Instructions to follow:
In the copy, keep every record exact and leave out all images.

Recorded data:
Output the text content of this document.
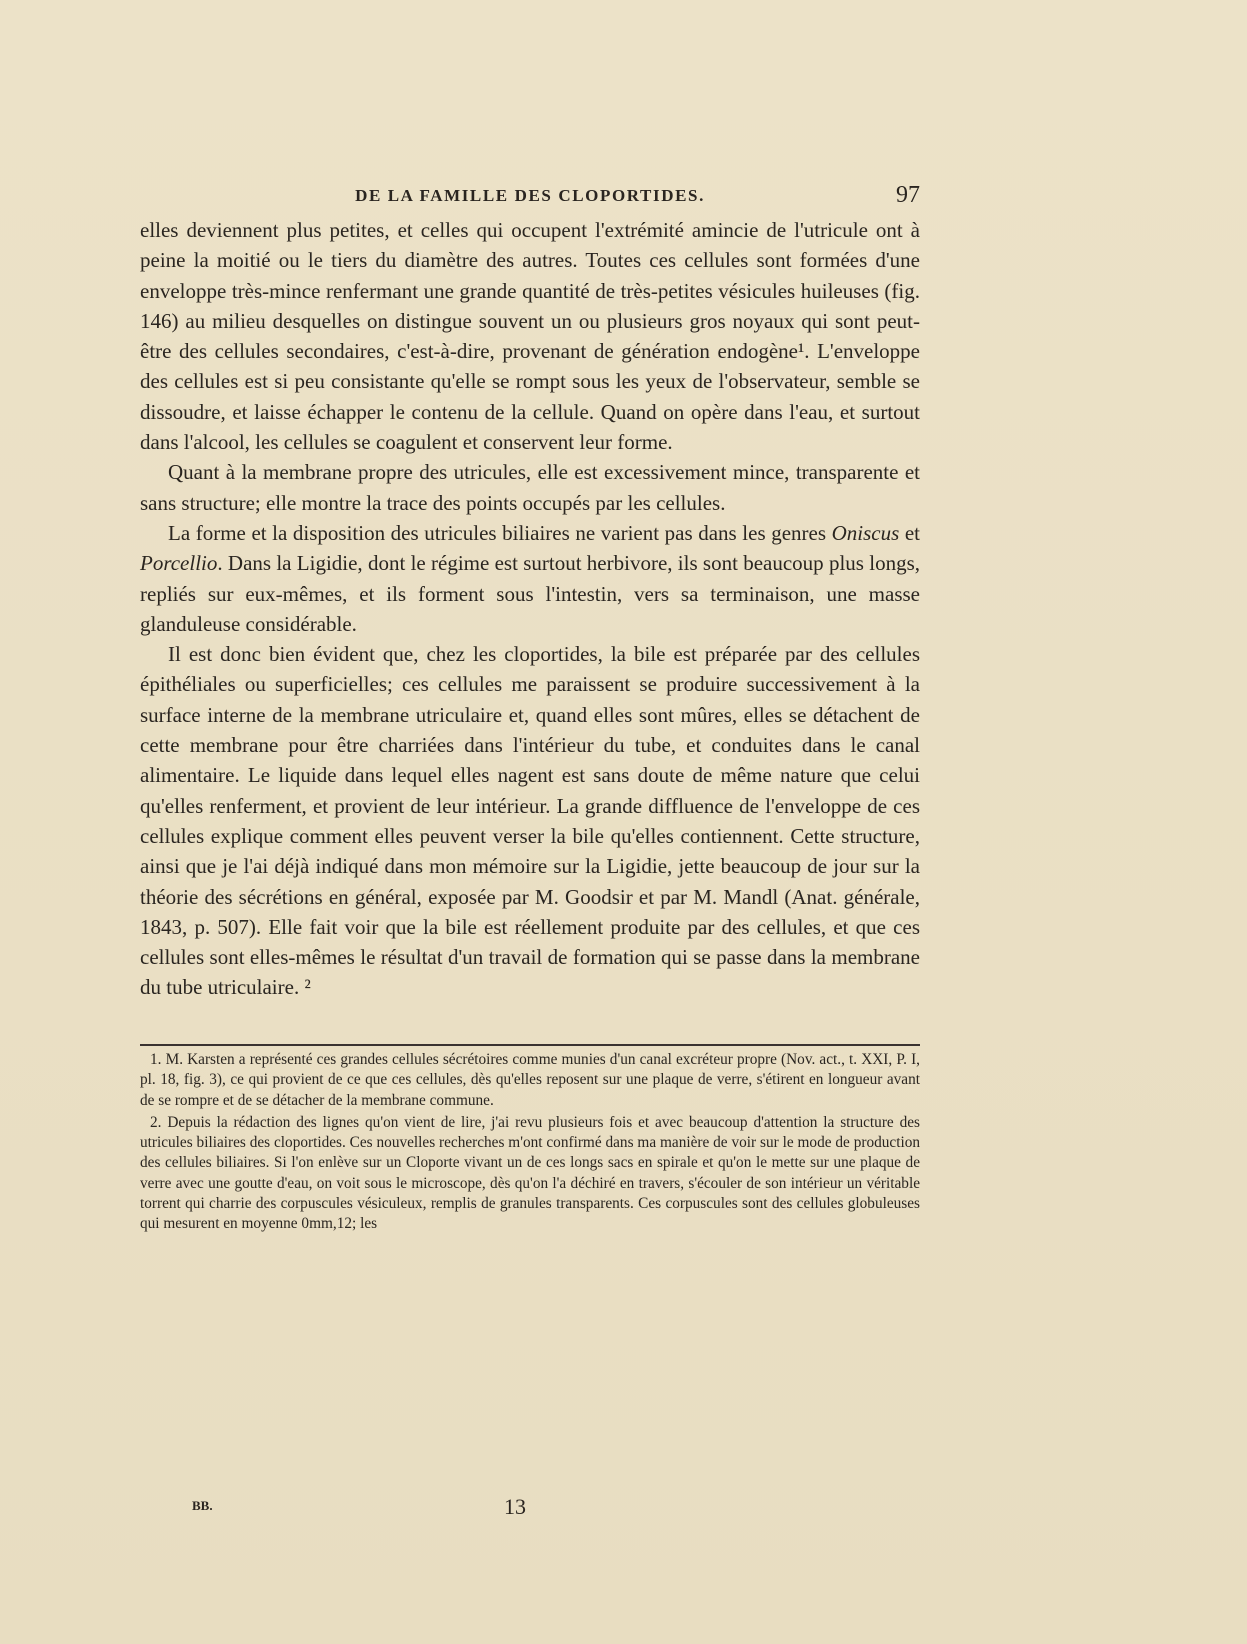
DE LA FAMILLE DES CLOPORTIDES.	97

elles deviennent plus petites, et celles qui occupent l'extrémité amincie de l'utricule ont à peine la moitié ou le tiers du diamètre des autres. Toutes ces cellules sont formées d'une enveloppe très-mince renfermant une grande quantité de très-petites vésicules huileuses (fig. 146) au milieu desquelles on distingue souvent un ou plusieurs gros noyaux qui sont peut-être des cellules secondaires, c'est-à-dire, provenant de génération endogène¹. L'enveloppe des cellules est si peu consistante qu'elle se rompt sous les yeux de l'observateur, semble se dissoudre, et laisse échapper le contenu de la cellule. Quand on opère dans l'eau, et surtout dans l'alcool, les cellules se coagulent et conservent leur forme.

Quant à la membrane propre des utricules, elle est excessivement mince, transparente et sans structure; elle montre la trace des points occupés par les cellules.

La forme et la disposition des utricules biliaires ne varient pas dans les genres Oniscus et Porcellio. Dans la Ligidie, dont le régime est surtout herbivore, ils sont beaucoup plus longs, repliés sur eux-mêmes, et ils forment sous l'intestin, vers sa terminaison, une masse glanduleuse considérable.

Il est donc bien évident que, chez les cloportides, la bile est préparée par des cellules épithéliales ou superficielles; ces cellules me paraissent se produire successivement à la surface interne de la membrane utriculaire et, quand elles sont mûres, elles se détachent de cette membrane pour être charriées dans l'intérieur du tube, et conduites dans le canal alimentaire. Le liquide dans lequel elles nagent est sans doute de même nature que celui qu'elles renferment, et provient de leur intérieur. La grande diffluence de l'enveloppe de ces cellules explique comment elles peuvent verser la bile qu'elles contiennent. Cette structure, ainsi que je l'ai déjà indiqué dans mon mémoire sur la Ligidie, jette beaucoup de jour sur la théorie des sécrétions en général, exposée par M. Goodsir et par M. Mandl (Anat. générale, 1843, p. 507). Elle fait voir que la bile est réellement produite par des cellules, et que ces cellules sont elles-mêmes le résultat d'un travail de formation qui se passe dans la membrane du tube utriculaire. ²

1. M. Karsten a représenté ces grandes cellules sécrétoires comme munies d'un canal excréteur propre (Nov. act., t. XXI, P. I, pl. 18, fig. 3), ce qui provient de ce que ces cellules, dès qu'elles reposent sur une plaque de verre, s'étirent en longueur avant de se rompre et de se détacher de la membrane commune.

2. Depuis la rédaction des lignes qu'on vient de lire, j'ai revu plusieurs fois et avec beaucoup d'attention la structure des utricules biliaires des cloportides. Ces nouvelles recherches m'ont confirmé dans ma manière de voir sur le mode de production des cellules biliaires. Si l'on enlève sur un Cloporte vivant un de ces longs sacs en spirale et qu'on le mette sur une plaque de verre avec une goutte d'eau, on voit sous le microscope, dès qu'on l'a déchiré en travers, s'écouler de son intérieur un véritable torrent qui charrie des corpuscules vésiculeux, remplis de granules transparents. Ces corpuscules sont des cellules globuleuses qui mesurent en moyenne 0mm,12; les

BB.	13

Solution to this task:
Output the text content of this document.
DE LA FAMILLE DES CLOPORTIDES.	97

elles deviennent plus petites, et celles qui occupent l'extrémité amincie de l'utricule ont à peine la moitié ou le tiers du diamètre des autres. Toutes ces cellules sont formées d'une enveloppe très-mince renfermant une grande quantité de très-petites vésicules huileuses (fig. 146) au milieu desquelles on distingue souvent un ou plusieurs gros noyaux qui sont peut-être des cellules secondaires, c'est-à-dire, provenant de génération endogène¹. L'enveloppe des cellules est si peu consistante qu'elle se rompt sous les yeux de l'observateur, semble se dissoudre, et laisse échapper le contenu de la cellule. Quand on opère dans l'eau, et surtout dans l'alcool, les cellules se coagulent et conservent leur forme.

Quant à la membrane propre des utricules, elle est excessivement mince, transparente et sans structure; elle montre la trace des points occupés par les cellules.

La forme et la disposition des utricules biliaires ne varient pas dans les genres Oniscus et Porcellio. Dans la Ligidie, dont le régime est surtout herbivore, ils sont beaucoup plus longs, repliés sur eux-mêmes, et ils forment sous l'intestin, vers sa terminaison, une masse glanduleuse considérable.

Il est donc bien évident que, chez les cloportides, la bile est préparée par des cellules épithéliales ou superficielles; ces cellules me paraissent se produire successivement à la surface interne de la membrane utriculaire et, quand elles sont mûres, elles se détachent de cette membrane pour être charriées dans l'intérieur du tube, et conduites dans le canal alimentaire. Le liquide dans lequel elles nagent est sans doute de même nature que celui qu'elles renferment, et provient de leur intérieur. La grande diffluence de l'enveloppe de ces cellules explique comment elles peuvent verser la bile qu'elles contiennent. Cette structure, ainsi que je l'ai déjà indiqué dans mon mémoire sur la Ligidie, jette beaucoup de jour sur la théorie des sécrétions en général, exposée par M. Goodsir et par M. Mandl (Anat. générale, 1843, p. 507). Elle fait voir que la bile est réellement produite par des cellules, et que ces cellules sont elles-mêmes le résultat d'un travail de formation qui se passe dans la membrane du tube utriculaire. ²

1. M. Karsten a représenté ces grandes cellules sécrétoires comme munies d'un canal excréteur propre (Nov. act., t. XXI, P. I, pl. 18, fig. 3), ce qui provient de ce que ces cellules, dès qu'elles reposent sur une plaque de verre, s'étirent en longueur avant de se rompre et de se détacher de la membrane commune.

2. Depuis la rédaction des lignes qu'on vient de lire, j'ai revu plusieurs fois et avec beaucoup d'attention la structure des utricules biliaires des cloportides. Ces nouvelles recherches m'ont confirmé dans ma manière de voir sur le mode de production des cellules biliaires. Si l'on enlève sur un Cloporte vivant un de ces longs sacs en spirale et qu'on le mette sur une plaque de verre avec une goutte d'eau, on voit sous le microscope, dès qu'on l'a déchiré en travers, s'écouler de son intérieur un véritable torrent qui charrie des corpuscules vésiculeux, remplis de granules transparents. Ces corpuscules sont des cellules globuleuses qui mesurent en moyenne 0mm,12; les

BB.	13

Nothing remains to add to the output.